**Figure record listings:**
■ ■ ■ ■ ■ ■ ■
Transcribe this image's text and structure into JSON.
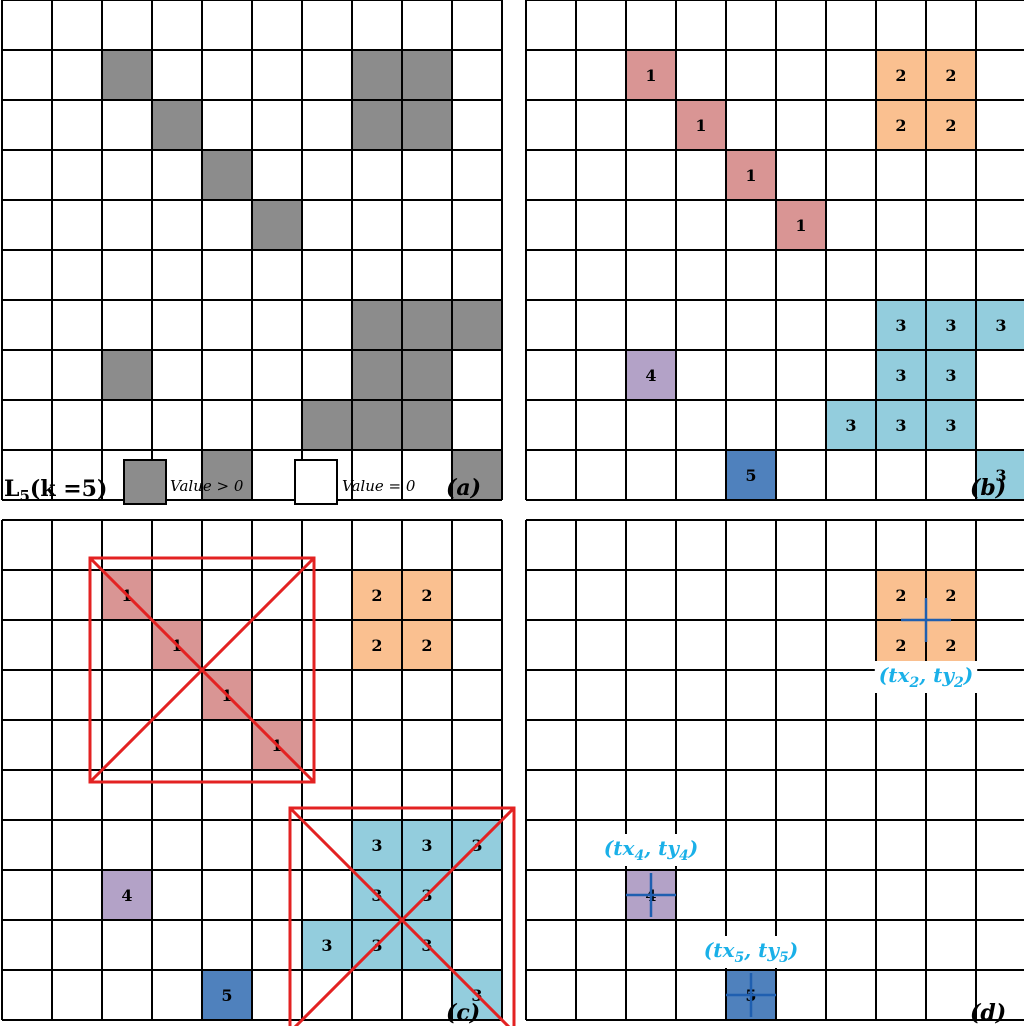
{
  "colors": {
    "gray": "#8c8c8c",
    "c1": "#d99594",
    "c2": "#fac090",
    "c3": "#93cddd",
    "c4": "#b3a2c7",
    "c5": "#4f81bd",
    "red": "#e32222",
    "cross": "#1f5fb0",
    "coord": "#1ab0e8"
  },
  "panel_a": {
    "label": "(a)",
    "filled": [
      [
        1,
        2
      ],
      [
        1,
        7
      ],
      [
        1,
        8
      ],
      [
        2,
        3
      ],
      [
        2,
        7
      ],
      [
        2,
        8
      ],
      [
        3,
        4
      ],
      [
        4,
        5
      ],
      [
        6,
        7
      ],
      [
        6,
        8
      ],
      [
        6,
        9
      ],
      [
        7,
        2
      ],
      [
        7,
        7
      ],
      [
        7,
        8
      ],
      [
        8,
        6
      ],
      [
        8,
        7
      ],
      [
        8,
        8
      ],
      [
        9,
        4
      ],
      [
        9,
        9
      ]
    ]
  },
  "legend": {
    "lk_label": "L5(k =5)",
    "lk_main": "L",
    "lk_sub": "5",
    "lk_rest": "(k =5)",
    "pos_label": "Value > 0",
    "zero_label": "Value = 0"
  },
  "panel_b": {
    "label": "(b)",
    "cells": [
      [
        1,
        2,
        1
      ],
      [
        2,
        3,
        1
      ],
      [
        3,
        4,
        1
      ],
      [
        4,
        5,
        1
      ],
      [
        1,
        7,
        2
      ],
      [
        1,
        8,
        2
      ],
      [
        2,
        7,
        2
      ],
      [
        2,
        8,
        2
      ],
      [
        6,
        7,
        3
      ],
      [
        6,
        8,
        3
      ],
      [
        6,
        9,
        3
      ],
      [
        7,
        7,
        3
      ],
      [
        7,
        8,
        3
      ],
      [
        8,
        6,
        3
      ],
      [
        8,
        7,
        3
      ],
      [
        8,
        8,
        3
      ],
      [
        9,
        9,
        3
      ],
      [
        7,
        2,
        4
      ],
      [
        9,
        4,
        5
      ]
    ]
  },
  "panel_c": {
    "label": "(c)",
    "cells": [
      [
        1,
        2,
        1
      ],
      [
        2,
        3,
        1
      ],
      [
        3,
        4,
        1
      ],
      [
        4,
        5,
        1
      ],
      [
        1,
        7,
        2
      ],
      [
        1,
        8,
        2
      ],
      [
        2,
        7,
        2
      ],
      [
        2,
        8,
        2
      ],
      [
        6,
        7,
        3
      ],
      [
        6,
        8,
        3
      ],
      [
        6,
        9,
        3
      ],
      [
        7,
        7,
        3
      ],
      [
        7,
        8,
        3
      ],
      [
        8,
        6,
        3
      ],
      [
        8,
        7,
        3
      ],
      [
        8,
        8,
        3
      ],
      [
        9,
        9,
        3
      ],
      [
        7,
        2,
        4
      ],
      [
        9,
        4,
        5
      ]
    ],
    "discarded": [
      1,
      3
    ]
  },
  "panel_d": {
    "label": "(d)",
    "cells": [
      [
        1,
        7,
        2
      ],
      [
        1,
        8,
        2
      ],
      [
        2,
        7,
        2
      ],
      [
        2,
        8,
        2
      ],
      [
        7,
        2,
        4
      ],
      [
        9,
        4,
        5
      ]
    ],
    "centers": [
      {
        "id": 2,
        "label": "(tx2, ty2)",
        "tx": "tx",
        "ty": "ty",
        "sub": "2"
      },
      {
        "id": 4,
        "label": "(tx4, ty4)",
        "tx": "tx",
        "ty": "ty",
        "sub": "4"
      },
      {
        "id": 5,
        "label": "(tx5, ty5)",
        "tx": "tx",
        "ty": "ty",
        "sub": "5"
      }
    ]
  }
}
■ ■ ■ ■ ■ ■ ■
**Work required:**
Give every line back word for word and leave the pictures out.

**Answer in full:**
Transcribe this image's text and structure into JSON.
{
  "colors": {
    "gray": "#8c8c8c",
    "c1": "#d99594",
    "c2": "#fac090",
    "c3": "#93cddd",
    "c4": "#b3a2c7",
    "c5": "#4f81bd",
    "red": "#e32222",
    "cross": "#1f5fb0",
    "coord": "#1ab0e8"
  },
  "panel_a": {
    "label": "(a)",
    "filled": [
      [
        1,
        2
      ],
      [
        1,
        7
      ],
      [
        1,
        8
      ],
      [
        2,
        3
      ],
      [
        2,
        7
      ],
      [
        2,
        8
      ],
      [
        3,
        4
      ],
      [
        4,
        5
      ],
      [
        6,
        7
      ],
      [
        6,
        8
      ],
      [
        6,
        9
      ],
      [
        7,
        2
      ],
      [
        7,
        7
      ],
      [
        7,
        8
      ],
      [
        8,
        6
      ],
      [
        8,
        7
      ],
      [
        8,
        8
      ],
      [
        9,
        4
      ],
      [
        9,
        9
      ]
    ]
  },
  "legend": {
    "lk_label": "L5(k =5)",
    "lk_main": "L",
    "lk_sub": "5",
    "lk_rest": "(k =5)",
    "pos_label": "Value > 0",
    "zero_label": "Value = 0"
  },
  "panel_b": {
    "label": "(b)",
    "cells": [
      [
        1,
        2,
        1
      ],
      [
        2,
        3,
        1
      ],
      [
        3,
        4,
        1
      ],
      [
        4,
        5,
        1
      ],
      [
        1,
        7,
        2
      ],
      [
        1,
        8,
        2
      ],
      [
        2,
        7,
        2
      ],
      [
        2,
        8,
        2
      ],
      [
        6,
        7,
        3
      ],
      [
        6,
        8,
        3
      ],
      [
        6,
        9,
        3
      ],
      [
        7,
        7,
        3
      ],
      [
        7,
        8,
        3
      ],
      [
        8,
        6,
        3
      ],
      [
        8,
        7,
        3
      ],
      [
        8,
        8,
        3
      ],
      [
        9,
        9,
        3
      ],
      [
        7,
        2,
        4
      ],
      [
        9,
        4,
        5
      ]
    ]
  },
  "panel_c": {
    "label": "(c)",
    "cells": [
      [
        1,
        2,
        1
      ],
      [
        2,
        3,
        1
      ],
      [
        3,
        4,
        1
      ],
      [
        4,
        5,
        1
      ],
      [
        1,
        7,
        2
      ],
      [
        1,
        8,
        2
      ],
      [
        2,
        7,
        2
      ],
      [
        2,
        8,
        2
      ],
      [
        6,
        7,
        3
      ],
      [
        6,
        8,
        3
      ],
      [
        6,
        9,
        3
      ],
      [
        7,
        7,
        3
      ],
      [
        7,
        8,
        3
      ],
      [
        8,
        6,
        3
      ],
      [
        8,
        7,
        3
      ],
      [
        8,
        8,
        3
      ],
      [
        9,
        9,
        3
      ],
      [
        7,
        2,
        4
      ],
      [
        9,
        4,
        5
      ]
    ],
    "discarded": [
      1,
      3
    ]
  },
  "panel_d": {
    "label": "(d)",
    "cells": [
      [
        1,
        7,
        2
      ],
      [
        1,
        8,
        2
      ],
      [
        2,
        7,
        2
      ],
      [
        2,
        8,
        2
      ],
      [
        7,
        2,
        4
      ],
      [
        9,
        4,
        5
      ]
    ],
    "centers": [
      {
        "id": 2,
        "label": "(tx2, ty2)",
        "tx": "tx",
        "ty": "ty",
        "sub": "2"
      },
      {
        "id": 4,
        "label": "(tx4, ty4)",
        "tx": "tx",
        "ty": "ty",
        "sub": "4"
      },
      {
        "id": 5,
        "label": "(tx5, ty5)",
        "tx": "tx",
        "ty": "ty",
        "sub": "5"
      }
    ]
  }
}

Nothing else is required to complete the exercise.